* INSTRUCTIONS TO FOLLOW:
Emit the data below verbatim, stripping out any pictures.

[Data excerpts]
-- START --

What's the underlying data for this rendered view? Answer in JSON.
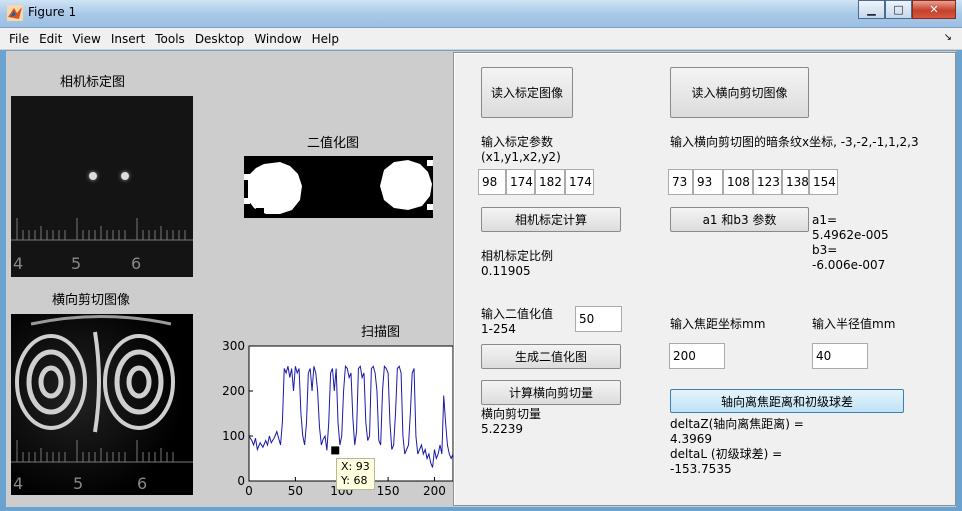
{
  "window": {
    "title": "Figure 1",
    "buttons": {
      "minimize": "▁",
      "maximize": "□",
      "close": "✕"
    }
  },
  "menu": [
    "File",
    "Edit",
    "View",
    "Insert",
    "Tools",
    "Desktop",
    "Window",
    "Help"
  ],
  "figure": {
    "calib_title": "相机标定图",
    "binary_title": "二值化图",
    "shear_title": "横向剪切图像",
    "scan_title": "扫描图",
    "ruler_digits": [
      "4",
      "5",
      "6"
    ]
  },
  "scan_chart": {
    "chart_data": {
      "type": "line",
      "title": "扫描图",
      "xlim": [
        0,
        220
      ],
      "ylim": [
        0,
        300
      ],
      "xticks": [
        0,
        50,
        100,
        150,
        200
      ],
      "yticks": [
        0,
        100,
        200,
        300
      ],
      "x": [
        0,
        3,
        5,
        7,
        9,
        12,
        15,
        18,
        20,
        22,
        24,
        27,
        30,
        32,
        34,
        36,
        38,
        40,
        42,
        44,
        46,
        48,
        50,
        52,
        54,
        56,
        58,
        60,
        62,
        64,
        66,
        68,
        70,
        72,
        74,
        76,
        78,
        80,
        82,
        84,
        86,
        88,
        90,
        92,
        94,
        96,
        98,
        100,
        102,
        104,
        106,
        108,
        110,
        112,
        114,
        116,
        118,
        120,
        122,
        124,
        126,
        128,
        130,
        132,
        134,
        136,
        138,
        140,
        142,
        144,
        146,
        148,
        150,
        152,
        154,
        156,
        158,
        160,
        162,
        164,
        166,
        168,
        170,
        172,
        174,
        176,
        178,
        180,
        182,
        184,
        186,
        188,
        190,
        192,
        194,
        196,
        198,
        200,
        202,
        204,
        206,
        208,
        210,
        212,
        214,
        216,
        218,
        220
      ],
      "y": [
        100,
        90,
        80,
        95,
        70,
        85,
        75,
        90,
        80,
        100,
        85,
        95,
        110,
        95,
        80,
        130,
        250,
        240,
        255,
        230,
        250,
        200,
        255,
        240,
        250,
        150,
        100,
        80,
        130,
        240,
        250,
        200,
        255,
        240,
        200,
        120,
        80,
        93,
        100,
        68,
        130,
        240,
        250,
        200,
        250,
        130,
        80,
        100,
        200,
        255,
        250,
        230,
        240,
        140,
        80,
        110,
        250,
        255,
        230,
        240,
        130,
        90,
        100,
        250,
        255,
        240,
        200,
        90,
        80,
        200,
        255,
        250,
        240,
        130,
        70,
        80,
        150,
        250,
        255,
        240,
        100,
        60,
        70,
        80,
        150,
        240,
        250,
        100,
        60,
        70,
        80,
        60,
        70,
        50,
        60,
        40,
        30,
        70,
        50,
        60,
        80,
        60,
        190,
        130,
        80,
        60,
        50,
        60
      ]
    },
    "datatip": {
      "x": "X: 93",
      "y": "Y: 68"
    }
  },
  "panel": {
    "btn_read_calib": "读入标定图像",
    "btn_read_shear": "读入横向剪切图像",
    "lbl_calib_params": "输入标定参数\n(x1,y1,x2,y2)",
    "lbl_fringe_x": "输入横向剪切图的暗条纹x坐标, -3,-2,-1,1,2,3",
    "calib_params": [
      "98",
      "174",
      "182",
      "174"
    ],
    "fringe_x": [
      "73",
      "93",
      "108",
      "123",
      "138",
      "154"
    ],
    "btn_calib_calc": "相机标定计算",
    "btn_a1b3": "a1 和b3 参数",
    "ab_result": "a1=\n5.4962e-005\nb3=\n-6.006e-007",
    "lbl_calib_ratio": "相机标定比例\n0.11905",
    "lbl_threshold": "输入二值化值\n1-254",
    "threshold_value": "50",
    "lbl_focal": "输入焦距坐标mm",
    "lbl_radius": "输入半径值mm",
    "focal_value": "200",
    "radius_value": "40",
    "btn_gen_binary": "生成二值化图",
    "btn_calc_shear": "计算横向剪切量",
    "btn_axial": "轴向离焦距离和初级球差",
    "lbl_shear_result": "横向剪切量\n5.2239",
    "lbl_axial_result": "deltaZ(轴向离焦距离) =\n4.3969\ndeltaL (初级球差) =\n-153.7535"
  }
}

-- END --

* SOLUTION BELOW:
What's the underlying data for this rendered view? Answer in JSON.
{
  "window": {
    "title": "Figure 1",
    "buttons": {
      "minimize": "▁",
      "maximize": "□",
      "close": "✕"
    }
  },
  "menu": [
    "File",
    "Edit",
    "View",
    "Insert",
    "Tools",
    "Desktop",
    "Window",
    "Help"
  ],
  "figure": {
    "calib_title": "相机标定图",
    "binary_title": "二值化图",
    "shear_title": "横向剪切图像",
    "scan_title": "扫描图",
    "ruler_digits": [
      "4",
      "5",
      "6"
    ]
  },
  "scan_chart": {
    "chart_data": {
      "type": "line",
      "title": "扫描图",
      "xlim": [
        0,
        220
      ],
      "ylim": [
        0,
        300
      ],
      "xticks": [
        0,
        50,
        100,
        150,
        200
      ],
      "yticks": [
        0,
        100,
        200,
        300
      ],
      "x": [
        0,
        3,
        5,
        7,
        9,
        12,
        15,
        18,
        20,
        22,
        24,
        27,
        30,
        32,
        34,
        36,
        38,
        40,
        42,
        44,
        46,
        48,
        50,
        52,
        54,
        56,
        58,
        60,
        62,
        64,
        66,
        68,
        70,
        72,
        74,
        76,
        78,
        80,
        82,
        84,
        86,
        88,
        90,
        92,
        94,
        96,
        98,
        100,
        102,
        104,
        106,
        108,
        110,
        112,
        114,
        116,
        118,
        120,
        122,
        124,
        126,
        128,
        130,
        132,
        134,
        136,
        138,
        140,
        142,
        144,
        146,
        148,
        150,
        152,
        154,
        156,
        158,
        160,
        162,
        164,
        166,
        168,
        170,
        172,
        174,
        176,
        178,
        180,
        182,
        184,
        186,
        188,
        190,
        192,
        194,
        196,
        198,
        200,
        202,
        204,
        206,
        208,
        210,
        212,
        214,
        216,
        218,
        220
      ],
      "y": [
        100,
        90,
        80,
        95,
        70,
        85,
        75,
        90,
        80,
        100,
        85,
        95,
        110,
        95,
        80,
        130,
        250,
        240,
        255,
        230,
        250,
        200,
        255,
        240,
        250,
        150,
        100,
        80,
        130,
        240,
        250,
        200,
        255,
        240,
        200,
        120,
        80,
        93,
        100,
        68,
        130,
        240,
        250,
        200,
        250,
        130,
        80,
        100,
        200,
        255,
        250,
        230,
        240,
        140,
        80,
        110,
        250,
        255,
        230,
        240,
        130,
        90,
        100,
        250,
        255,
        240,
        200,
        90,
        80,
        200,
        255,
        250,
        240,
        130,
        70,
        80,
        150,
        250,
        255,
        240,
        100,
        60,
        70,
        80,
        150,
        240,
        250,
        100,
        60,
        70,
        80,
        60,
        70,
        50,
        60,
        40,
        30,
        70,
        50,
        60,
        80,
        60,
        190,
        130,
        80,
        60,
        50,
        60
      ]
    },
    "datatip": {
      "x": "X: 93",
      "y": "Y: 68"
    }
  },
  "panel": {
    "btn_read_calib": "读入标定图像",
    "btn_read_shear": "读入横向剪切图像",
    "lbl_calib_params": "输入标定参数\n(x1,y1,x2,y2)",
    "lbl_fringe_x": "输入横向剪切图的暗条纹x坐标, -3,-2,-1,1,2,3",
    "calib_params": [
      "98",
      "174",
      "182",
      "174"
    ],
    "fringe_x": [
      "73",
      "93",
      "108",
      "123",
      "138",
      "154"
    ],
    "btn_calib_calc": "相机标定计算",
    "btn_a1b3": "a1 和b3 参数",
    "ab_result": "a1=\n5.4962e-005\nb3=\n-6.006e-007",
    "lbl_calib_ratio": "相机标定比例\n0.11905",
    "lbl_threshold": "输入二值化值\n1-254",
    "threshold_value": "50",
    "lbl_focal": "输入焦距坐标mm",
    "lbl_radius": "输入半径值mm",
    "focal_value": "200",
    "radius_value": "40",
    "btn_gen_binary": "生成二值化图",
    "btn_calc_shear": "计算横向剪切量",
    "btn_axial": "轴向离焦距离和初级球差",
    "lbl_shear_result": "横向剪切量\n5.2239",
    "lbl_axial_result": "deltaZ(轴向离焦距离) =\n4.3969\ndeltaL (初级球差) =\n-153.7535"
  }
}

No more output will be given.